* [SHORT EXERCISE]:
Write out the material exactly, leaving every picture behind.

* [DATASET RECORDS]:
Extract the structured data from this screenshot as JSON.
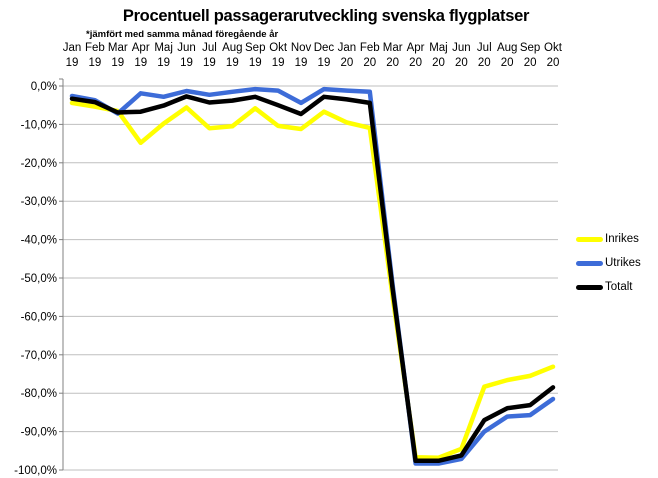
{
  "title": "Procentuell passagerarutveckling svenska flygplatser",
  "subtitle": "*jämfört med samma månad föregående år",
  "legend": {
    "items": [
      {
        "label": "Inrikes",
        "color": "#FFFF00"
      },
      {
        "label": "Utrikes",
        "color": "#3D6CD8"
      },
      {
        "label": "Totalt",
        "color": "#000000"
      }
    ]
  },
  "colors": {
    "grid": "#BFBFBF",
    "axis": "#808080",
    "background": "#FFFFFF",
    "text": "#000000"
  },
  "chart_data": {
    "type": "line",
    "title": "Procentuell passagerarutveckling svenska flygplatser",
    "subtitle": "*jämfört med samma månad föregående år",
    "categories": [
      "Jan",
      "Feb",
      "Mar",
      "Apr",
      "Maj",
      "Jun",
      "Jul",
      "Aug",
      "Sep",
      "Okt",
      "Nov",
      "Dec",
      "Jan",
      "Feb",
      "Mar",
      "Apr",
      "Maj",
      "Jun",
      "Jul",
      "Aug",
      "Sep",
      "Okt"
    ],
    "category_years": [
      "19",
      "19",
      "19",
      "19",
      "19",
      "19",
      "19",
      "19",
      "19",
      "19",
      "19",
      "19",
      "20",
      "20",
      "20",
      "20",
      "20",
      "20",
      "20",
      "20",
      "20",
      "20"
    ],
    "series": [
      {
        "name": "Inrikes",
        "color": "#FFFF00",
        "values": [
          -4.4,
          -5.4,
          -6.5,
          -14.8,
          -9.8,
          -5.6,
          -11.0,
          -10.5,
          -5.8,
          -10.4,
          -11.2,
          -6.7,
          -9.5,
          -10.9,
          -55,
          -96.7,
          -96.8,
          -94.5,
          -78.3,
          -76.6,
          -75.5,
          -73.1
        ]
      },
      {
        "name": "Utrikes",
        "color": "#3D6CD8",
        "values": [
          -2.6,
          -3.7,
          -7.2,
          -1.9,
          -2.8,
          -1.3,
          -2.3,
          -1.5,
          -0.8,
          -1.2,
          -4.4,
          -0.8,
          -1.2,
          -1.5,
          -52,
          -98.3,
          -98.3,
          -97.1,
          -90.0,
          -86.1,
          -85.7,
          -81.5
        ]
      },
      {
        "name": "Totalt",
        "color": "#000000",
        "values": [
          -3.3,
          -4.2,
          -6.9,
          -6.7,
          -5.1,
          -2.7,
          -4.3,
          -3.8,
          -2.8,
          -5.0,
          -7.3,
          -2.8,
          -3.5,
          -4.4,
          -53,
          -97.6,
          -97.6,
          -96.2,
          -87.0,
          -83.9,
          -83.1,
          -78.5
        ]
      }
    ],
    "ylim": [
      -100,
      0
    ],
    "ytick_step": 10,
    "ytick_labels": [
      "0,0%",
      "-10,0%",
      "-20,0%",
      "-30,0%",
      "-40,0%",
      "-50,0%",
      "-60,0%",
      "-70,0%",
      "-80,0%",
      "-90,0%",
      "-100,0%"
    ],
    "xlabel": "",
    "ylabel": "",
    "grid": true,
    "x_axis_position": "top",
    "legend_position": "right"
  }
}
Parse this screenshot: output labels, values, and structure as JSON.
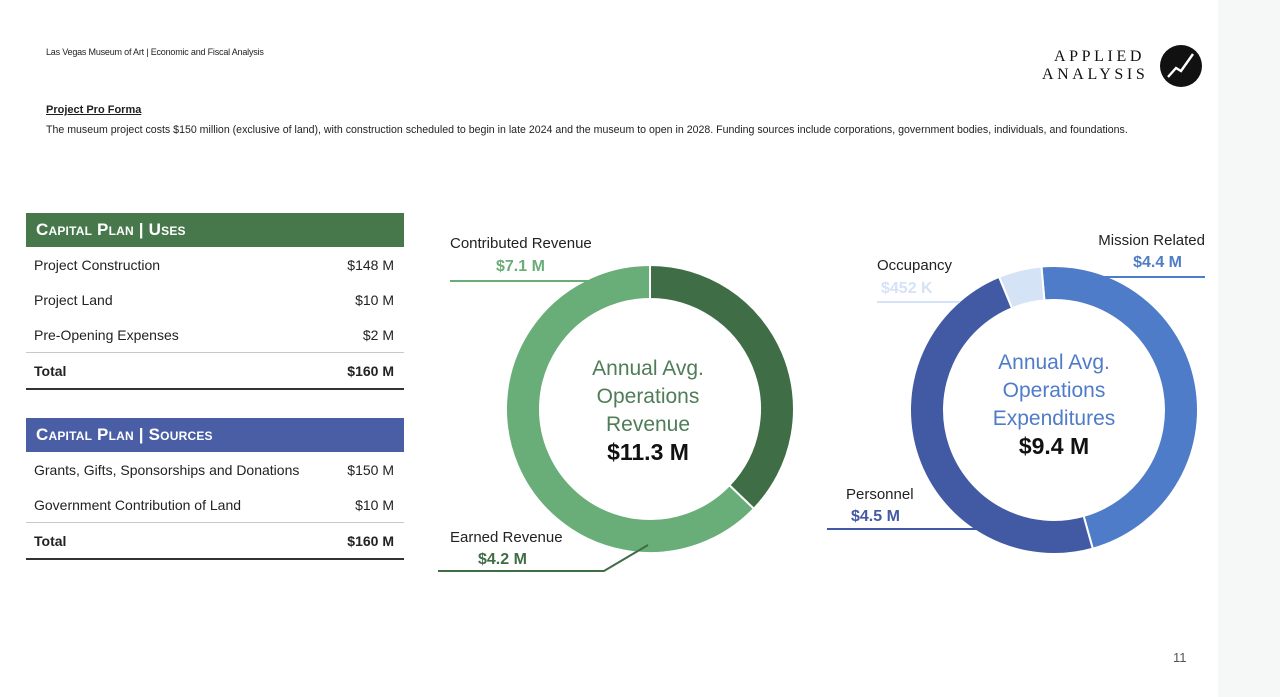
{
  "header": {
    "doc_title": "Las Vegas Museum of Art | Economic and Fiscal Analysis",
    "logo_line1": "APPLIED",
    "logo_line2": "ANALYSIS"
  },
  "pro_forma": {
    "title": "Project Pro Forma",
    "description": "The museum project costs $150 million (exclusive of land), with construction scheduled to begin in late 2024 and the museum to open in 2028. Funding sources include corporations, government bodies, individuals, and foundations."
  },
  "capital_uses": {
    "title": "Capital Plan | Uses",
    "rows": [
      {
        "label": "Project Construction",
        "value": "$148 M"
      },
      {
        "label": "Project Land",
        "value": "$10 M"
      },
      {
        "label": "Pre-Opening Expenses",
        "value": "$2 M"
      }
    ],
    "total_label": "Total",
    "total_value": "$160 M"
  },
  "capital_sources": {
    "title": "Capital Plan | Sources",
    "rows": [
      {
        "label": "Grants, Gifts, Sponsorships and Donations",
        "value": "$150 M"
      },
      {
        "label": "Government Contribution of Land",
        "value": "$10 M"
      }
    ],
    "total_label": "Total",
    "total_value": "$160 M"
  },
  "colors": {
    "green_dark": "#3f6d45",
    "green_light": "#69ad78",
    "blue_dark": "#4259a3",
    "blue_mid": "#4f7cc8",
    "blue_light": "#d5e3f6"
  },
  "page_number": "11",
  "chart_data": [
    {
      "type": "pie",
      "donut": true,
      "center_label": [
        "Annual Avg.",
        "Operations",
        "Revenue"
      ],
      "center_value": "$11.3 M",
      "series": [
        {
          "name": "Contributed Revenue",
          "value": 7.1,
          "label": "$7.1 M"
        },
        {
          "name": "Earned Revenue",
          "value": 4.2,
          "label": "$4.2 M"
        }
      ],
      "units": "$ millions"
    },
    {
      "type": "pie",
      "donut": true,
      "center_label": [
        "Annual Avg.",
        "Operations",
        "Expenditures"
      ],
      "center_value": "$9.4 M",
      "series": [
        {
          "name": "Mission Related",
          "value": 4.4,
          "label": "$4.4 M"
        },
        {
          "name": "Personnel",
          "value": 4.5,
          "label": "$4.5 M"
        },
        {
          "name": "Occupancy",
          "value": 0.452,
          "label": "$452 K"
        }
      ],
      "units": "$ millions"
    }
  ]
}
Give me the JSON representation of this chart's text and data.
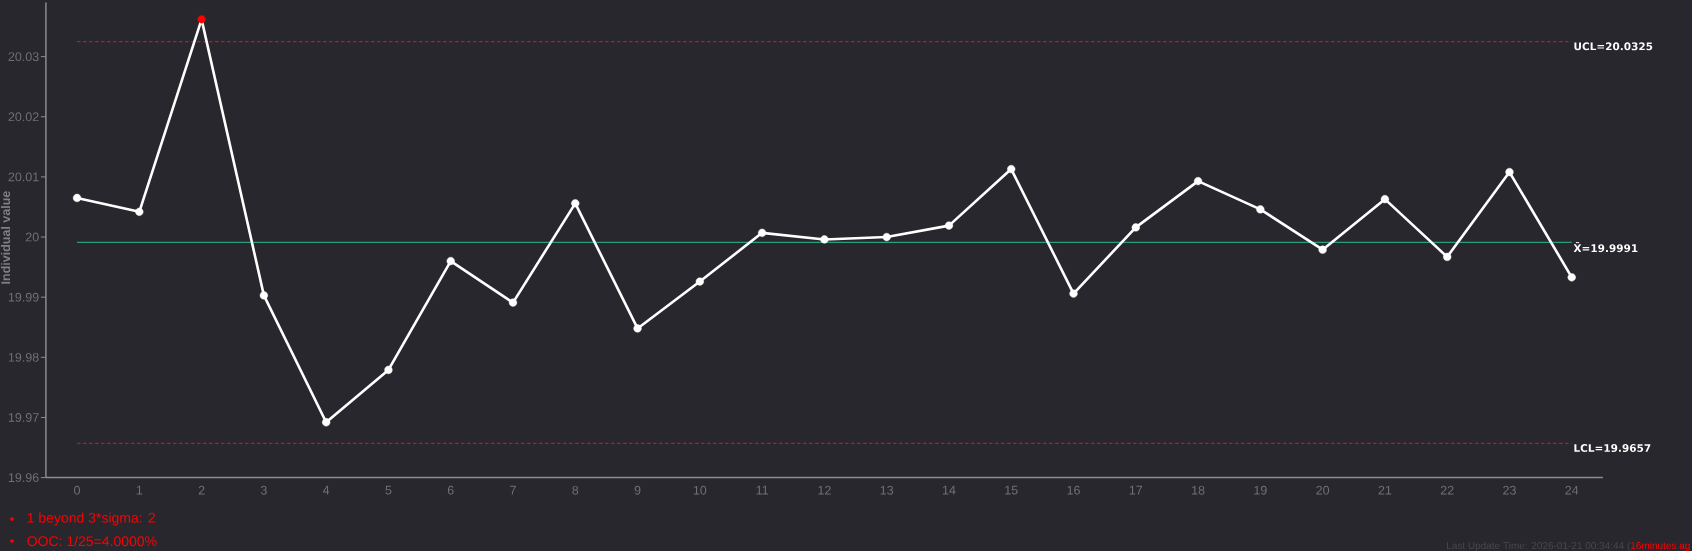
{
  "chart_data": {
    "type": "line",
    "ylabel": "Individual value",
    "categories": [
      "0",
      "1",
      "2",
      "3",
      "4",
      "5",
      "6",
      "7",
      "8",
      "9",
      "10",
      "11",
      "12",
      "13",
      "14",
      "15",
      "16",
      "17",
      "18",
      "19",
      "20",
      "21",
      "22",
      "23",
      "24"
    ],
    "series": [
      {
        "color": "#ffffff",
        "colors": [
          "#ffffff",
          "#ffffff",
          "#ff0000",
          "#ffffff",
          "#ffffff",
          "#ffffff",
          "#ffffff",
          "#ffffff",
          "#ffffff",
          "#ffffff",
          "#ffffff",
          "#ffffff",
          "#ffffff",
          "#ffffff",
          "#ffffff",
          "#ffffff",
          "#ffffff",
          "#ffffff",
          "#ffffff",
          "#ffffff",
          "#ffffff",
          "#ffffff",
          "#ffffff",
          "#ffffff",
          "#ffffff"
        ],
        "values": [
          20.0065,
          20.0042,
          20.0362,
          19.9903,
          19.9692,
          19.9779,
          19.996,
          19.9891,
          20.0056,
          19.9848,
          19.9926,
          20.0007,
          19.9996,
          20,
          20.0019,
          20.0113,
          19.9906,
          20.0016,
          20.0093,
          20.0046,
          19.9979,
          20.0063,
          19.9967,
          20.0108,
          19.9933
        ]
      }
    ],
    "ylim": [
      19.96,
      20.039
    ],
    "yticks": [
      19.96,
      19.97,
      19.98,
      19.99,
      20,
      20.01,
      20.02,
      20.03
    ],
    "ref_lines": [
      {
        "axis": "y",
        "value": 20.0325,
        "label": "UCL=20.0325",
        "color": "#c8171c",
        "line_style": "dashed"
      },
      {
        "axis": "y",
        "value": 19.9991,
        "label": "X̄=19.9991",
        "color": "#24a07a",
        "line_style": "solid"
      },
      {
        "axis": "y",
        "value": 19.9657,
        "label": "LCL=19.9657",
        "color": "#c8171c",
        "line_style": "dashed"
      }
    ],
    "annotations": [
      "1 beyond 3*sigma: 2",
      "OOC: 1/25=4.0000%",
      "Last Update Time: 2026-01-21 00:34:44 (",
      "16minutes ag"
    ],
    "marker": "circle",
    "line_style": "solid"
  }
}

* [WRITTEN REPLY]:
Extract the structured data from this screenshot as JSON.
{
  "title": "Procentuell passagerarutveckling svenska flygplatser",
  "subtitle": "*jämfört med samma månad föregående år",
  "legend": {
    "items": [
      {
        "label": "Inrikes",
        "color": "#FFFF00"
      },
      {
        "label": "Utrikes",
        "color": "#3D6CD8"
      },
      {
        "label": "Totalt",
        "color": "#000000"
      }
    ]
  },
  "colors": {
    "grid": "#BFBFBF",
    "axis": "#808080",
    "background": "#FFFFFF",
    "text": "#000000"
  },
  "chart_data": {
    "type": "line",
    "title": "Procentuell passagerarutveckling svenska flygplatser",
    "subtitle": "*jämfört med samma månad föregående år",
    "categories": [
      "Jan",
      "Feb",
      "Mar",
      "Apr",
      "Maj",
      "Jun",
      "Jul",
      "Aug",
      "Sep",
      "Okt",
      "Nov",
      "Dec",
      "Jan",
      "Feb",
      "Mar",
      "Apr",
      "Maj",
      "Jun",
      "Jul",
      "Aug",
      "Sep",
      "Okt"
    ],
    "category_years": [
      "19",
      "19",
      "19",
      "19",
      "19",
      "19",
      "19",
      "19",
      "19",
      "19",
      "19",
      "19",
      "20",
      "20",
      "20",
      "20",
      "20",
      "20",
      "20",
      "20",
      "20",
      "20"
    ],
    "series": [
      {
        "name": "Inrikes",
        "color": "#FFFF00",
        "values": [
          -4.4,
          -5.4,
          -6.5,
          -14.8,
          -9.8,
          -5.6,
          -11.0,
          -10.5,
          -5.8,
          -10.4,
          -11.2,
          -6.7,
          -9.5,
          -10.9,
          -55,
          -96.7,
          -96.8,
          -94.5,
          -78.3,
          -76.6,
          -75.5,
          -73.1
        ]
      },
      {
        "name": "Utrikes",
        "color": "#3D6CD8",
        "values": [
          -2.6,
          -3.7,
          -7.2,
          -1.9,
          -2.8,
          -1.3,
          -2.3,
          -1.5,
          -0.8,
          -1.2,
          -4.4,
          -0.8,
          -1.2,
          -1.5,
          -52,
          -98.3,
          -98.3,
          -97.1,
          -90.0,
          -86.1,
          -85.7,
          -81.5
        ]
      },
      {
        "name": "Totalt",
        "color": "#000000",
        "values": [
          -3.3,
          -4.2,
          -6.9,
          -6.7,
          -5.1,
          -2.7,
          -4.3,
          -3.8,
          -2.8,
          -5.0,
          -7.3,
          -2.8,
          -3.5,
          -4.4,
          -53,
          -97.6,
          -97.6,
          -96.2,
          -87.0,
          -83.9,
          -83.1,
          -78.5
        ]
      }
    ],
    "ylim": [
      -100,
      0
    ],
    "ytick_step": 10,
    "ytick_labels": [
      "0,0%",
      "-10,0%",
      "-20,0%",
      "-30,0%",
      "-40,0%",
      "-50,0%",
      "-60,0%",
      "-70,0%",
      "-80,0%",
      "-90,0%",
      "-100,0%"
    ],
    "xlabel": "",
    "ylabel": "",
    "grid": true,
    "x_axis_position": "top",
    "legend_position": "right"
  }
}
Parse this screenshot: output labels, values, and structure as JSON.
{
  "header": {
    "doc_title": "Las Vegas Museum of Art | Economic and Fiscal Analysis",
    "logo_line1": "APPLIED",
    "logo_line2": "ANALYSIS"
  },
  "pro_forma": {
    "title": "Project Pro Forma",
    "description": "The museum project costs $150 million (exclusive of land), with construction scheduled to begin in late 2024 and the museum to open in 2028. Funding sources include corporations, government bodies, individuals, and foundations."
  },
  "capital_uses": {
    "title": "Capital Plan | Uses",
    "rows": [
      {
        "label": "Project Construction",
        "value": "$148 M"
      },
      {
        "label": "Project Land",
        "value": "$10 M"
      },
      {
        "label": "Pre-Opening Expenses",
        "value": "$2 M"
      }
    ],
    "total_label": "Total",
    "total_value": "$160 M"
  },
  "capital_sources": {
    "title": "Capital Plan | Sources",
    "rows": [
      {
        "label": "Grants, Gifts, Sponsorships and Donations",
        "value": "$150 M"
      },
      {
        "label": "Government Contribution of Land",
        "value": "$10 M"
      }
    ],
    "total_label": "Total",
    "total_value": "$160 M"
  },
  "colors": {
    "green_dark": "#3f6d45",
    "green_light": "#69ad78",
    "blue_dark": "#4259a3",
    "blue_mid": "#4f7cc8",
    "blue_light": "#d5e3f6"
  },
  "page_number": "11",
  "chart_data": [
    {
      "type": "pie",
      "donut": true,
      "center_label": [
        "Annual Avg.",
        "Operations",
        "Revenue"
      ],
      "center_value": "$11.3 M",
      "series": [
        {
          "name": "Contributed Revenue",
          "value": 7.1,
          "label": "$7.1 M"
        },
        {
          "name": "Earned Revenue",
          "value": 4.2,
          "label": "$4.2 M"
        }
      ],
      "units": "$ millions"
    },
    {
      "type": "pie",
      "donut": true,
      "center_label": [
        "Annual Avg.",
        "Operations",
        "Expenditures"
      ],
      "center_value": "$9.4 M",
      "series": [
        {
          "name": "Mission Related",
          "value": 4.4,
          "label": "$4.4 M"
        },
        {
          "name": "Personnel",
          "value": 4.5,
          "label": "$4.5 M"
        },
        {
          "name": "Occupancy",
          "value": 0.452,
          "label": "$452 K"
        }
      ],
      "units": "$ millions"
    }
  ]
}
Give me the JSON representation of this chart's text and data.
{
  "chart_data": {
    "type": "line",
    "ylabel": "Individual value",
    "categories": [
      "0",
      "1",
      "2",
      "3",
      "4",
      "5",
      "6",
      "7",
      "8",
      "9",
      "10",
      "11",
      "12",
      "13",
      "14",
      "15",
      "16",
      "17",
      "18",
      "19",
      "20",
      "21",
      "22",
      "23",
      "24"
    ],
    "series": [
      {
        "color": "#ffffff",
        "colors": [
          "#ffffff",
          "#ffffff",
          "#ff0000",
          "#ffffff",
          "#ffffff",
          "#ffffff",
          "#ffffff",
          "#ffffff",
          "#ffffff",
          "#ffffff",
          "#ffffff",
          "#ffffff",
          "#ffffff",
          "#ffffff",
          "#ffffff",
          "#ffffff",
          "#ffffff",
          "#ffffff",
          "#ffffff",
          "#ffffff",
          "#ffffff",
          "#ffffff",
          "#ffffff",
          "#ffffff",
          "#ffffff"
        ],
        "values": [
          20.0065,
          20.0042,
          20.0362,
          19.9903,
          19.9692,
          19.9779,
          19.996,
          19.9891,
          20.0056,
          19.9848,
          19.9926,
          20.0007,
          19.9996,
          20,
          20.0019,
          20.0113,
          19.9906,
          20.0016,
          20.0093,
          20.0046,
          19.9979,
          20.0063,
          19.9967,
          20.0108,
          19.9933
        ]
      }
    ],
    "ylim": [
      19.96,
      20.039
    ],
    "yticks": [
      19.96,
      19.97,
      19.98,
      19.99,
      20,
      20.01,
      20.02,
      20.03
    ],
    "ref_lines": [
      {
        "axis": "y",
        "value": 20.0325,
        "label": "UCL=20.0325",
        "color": "#c8171c",
        "line_style": "dashed"
      },
      {
        "axis": "y",
        "value": 19.9991,
        "label": "X̄=19.9991",
        "color": "#24a07a",
        "line_style": "solid"
      },
      {
        "axis": "y",
        "value": 19.9657,
        "label": "LCL=19.9657",
        "color": "#c8171c",
        "line_style": "dashed"
      }
    ],
    "annotations": [
      "1 beyond 3*sigma: 2",
      "OOC: 1/25=4.0000%",
      "Last Update Time: 2026-01-21 00:34:44 (",
      "16minutes ag"
    ],
    "marker": "circle",
    "line_style": "solid"
  }
}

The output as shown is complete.